[start of RECORD SET]

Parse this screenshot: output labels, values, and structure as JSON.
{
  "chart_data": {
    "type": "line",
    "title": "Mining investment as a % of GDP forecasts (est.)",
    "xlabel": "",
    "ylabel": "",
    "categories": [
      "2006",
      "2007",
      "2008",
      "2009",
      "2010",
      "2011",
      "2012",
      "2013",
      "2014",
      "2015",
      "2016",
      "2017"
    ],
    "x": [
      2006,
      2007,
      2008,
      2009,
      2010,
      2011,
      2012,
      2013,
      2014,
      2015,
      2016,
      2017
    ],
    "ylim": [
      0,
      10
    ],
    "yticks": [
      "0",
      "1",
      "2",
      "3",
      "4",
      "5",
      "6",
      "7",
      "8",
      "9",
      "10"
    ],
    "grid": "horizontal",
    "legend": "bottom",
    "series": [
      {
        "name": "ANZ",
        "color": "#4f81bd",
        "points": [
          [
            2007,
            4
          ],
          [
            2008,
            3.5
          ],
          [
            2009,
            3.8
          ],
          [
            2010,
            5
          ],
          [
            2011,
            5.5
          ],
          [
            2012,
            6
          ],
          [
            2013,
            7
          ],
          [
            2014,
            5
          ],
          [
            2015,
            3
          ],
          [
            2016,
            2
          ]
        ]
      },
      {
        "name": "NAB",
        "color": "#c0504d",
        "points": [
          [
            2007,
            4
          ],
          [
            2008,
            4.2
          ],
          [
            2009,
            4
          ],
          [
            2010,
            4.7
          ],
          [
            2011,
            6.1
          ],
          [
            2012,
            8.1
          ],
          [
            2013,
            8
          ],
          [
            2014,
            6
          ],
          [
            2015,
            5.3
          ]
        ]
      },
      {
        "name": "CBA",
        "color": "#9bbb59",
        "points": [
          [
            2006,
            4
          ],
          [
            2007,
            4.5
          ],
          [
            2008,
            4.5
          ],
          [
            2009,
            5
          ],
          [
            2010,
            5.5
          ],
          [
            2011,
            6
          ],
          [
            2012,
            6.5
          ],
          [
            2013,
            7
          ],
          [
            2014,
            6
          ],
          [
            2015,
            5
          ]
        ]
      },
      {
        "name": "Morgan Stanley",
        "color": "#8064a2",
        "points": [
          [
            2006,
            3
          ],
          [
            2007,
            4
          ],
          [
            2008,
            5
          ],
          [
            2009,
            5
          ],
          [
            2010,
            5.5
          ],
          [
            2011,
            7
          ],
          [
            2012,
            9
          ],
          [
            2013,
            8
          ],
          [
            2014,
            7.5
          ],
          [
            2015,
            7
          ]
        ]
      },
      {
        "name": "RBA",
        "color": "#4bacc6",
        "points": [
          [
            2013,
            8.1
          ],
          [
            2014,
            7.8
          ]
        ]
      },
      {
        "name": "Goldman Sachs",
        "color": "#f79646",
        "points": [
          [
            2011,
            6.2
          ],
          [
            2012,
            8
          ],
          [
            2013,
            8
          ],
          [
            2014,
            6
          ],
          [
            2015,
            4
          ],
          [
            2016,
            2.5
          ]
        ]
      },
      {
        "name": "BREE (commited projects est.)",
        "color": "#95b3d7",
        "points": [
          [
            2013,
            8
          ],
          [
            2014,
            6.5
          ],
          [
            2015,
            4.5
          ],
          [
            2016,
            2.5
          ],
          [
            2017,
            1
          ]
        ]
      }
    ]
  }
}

[end of RECORD SET]

== TASK PROMPT ==
Copy every record exactly, with nothing added or dropped.

== RESULT FOR THIS TASK ==
Parse this screenshot: output labels, values, and structure as JSON.
{
  "chart_data": {
    "type": "line",
    "title": "Mining investment as a % of GDP forecasts (est.)",
    "xlabel": "",
    "ylabel": "",
    "categories": [
      "2006",
      "2007",
      "2008",
      "2009",
      "2010",
      "2011",
      "2012",
      "2013",
      "2014",
      "2015",
      "2016",
      "2017"
    ],
    "x": [
      2006,
      2007,
      2008,
      2009,
      2010,
      2011,
      2012,
      2013,
      2014,
      2015,
      2016,
      2017
    ],
    "ylim": [
      0,
      10
    ],
    "yticks": [
      "0",
      "1",
      "2",
      "3",
      "4",
      "5",
      "6",
      "7",
      "8",
      "9",
      "10"
    ],
    "grid": "horizontal",
    "legend": "bottom",
    "series": [
      {
        "name": "ANZ",
        "color": "#4f81bd",
        "points": [
          [
            2007,
            4
          ],
          [
            2008,
            3.5
          ],
          [
            2009,
            3.8
          ],
          [
            2010,
            5
          ],
          [
            2011,
            5.5
          ],
          [
            2012,
            6
          ],
          [
            2013,
            7
          ],
          [
            2014,
            5
          ],
          [
            2015,
            3
          ],
          [
            2016,
            2
          ]
        ]
      },
      {
        "name": "NAB",
        "color": "#c0504d",
        "points": [
          [
            2007,
            4
          ],
          [
            2008,
            4.2
          ],
          [
            2009,
            4
          ],
          [
            2010,
            4.7
          ],
          [
            2011,
            6.1
          ],
          [
            2012,
            8.1
          ],
          [
            2013,
            8
          ],
          [
            2014,
            6
          ],
          [
            2015,
            5.3
          ]
        ]
      },
      {
        "name": "CBA",
        "color": "#9bbb59",
        "points": [
          [
            2006,
            4
          ],
          [
            2007,
            4.5
          ],
          [
            2008,
            4.5
          ],
          [
            2009,
            5
          ],
          [
            2010,
            5.5
          ],
          [
            2011,
            6
          ],
          [
            2012,
            6.5
          ],
          [
            2013,
            7
          ],
          [
            2014,
            6
          ],
          [
            2015,
            5
          ]
        ]
      },
      {
        "name": "Morgan Stanley",
        "color": "#8064a2",
        "points": [
          [
            2006,
            3
          ],
          [
            2007,
            4
          ],
          [
            2008,
            5
          ],
          [
            2009,
            5
          ],
          [
            2010,
            5.5
          ],
          [
            2011,
            7
          ],
          [
            2012,
            9
          ],
          [
            2013,
            8
          ],
          [
            2014,
            7.5
          ],
          [
            2015,
            7
          ]
        ]
      },
      {
        "name": "RBA",
        "color": "#4bacc6",
        "points": [
          [
            2013,
            8.1
          ],
          [
            2014,
            7.8
          ]
        ]
      },
      {
        "name": "Goldman Sachs",
        "color": "#f79646",
        "points": [
          [
            2011,
            6.2
          ],
          [
            2012,
            8
          ],
          [
            2013,
            8
          ],
          [
            2014,
            6
          ],
          [
            2015,
            4
          ],
          [
            2016,
            2.5
          ]
        ]
      },
      {
        "name": "BREE (commited projects est.)",
        "color": "#95b3d7",
        "points": [
          [
            2013,
            8
          ],
          [
            2014,
            6.5
          ],
          [
            2015,
            4.5
          ],
          [
            2016,
            2.5
          ],
          [
            2017,
            1
          ]
        ]
      }
    ]
  }
}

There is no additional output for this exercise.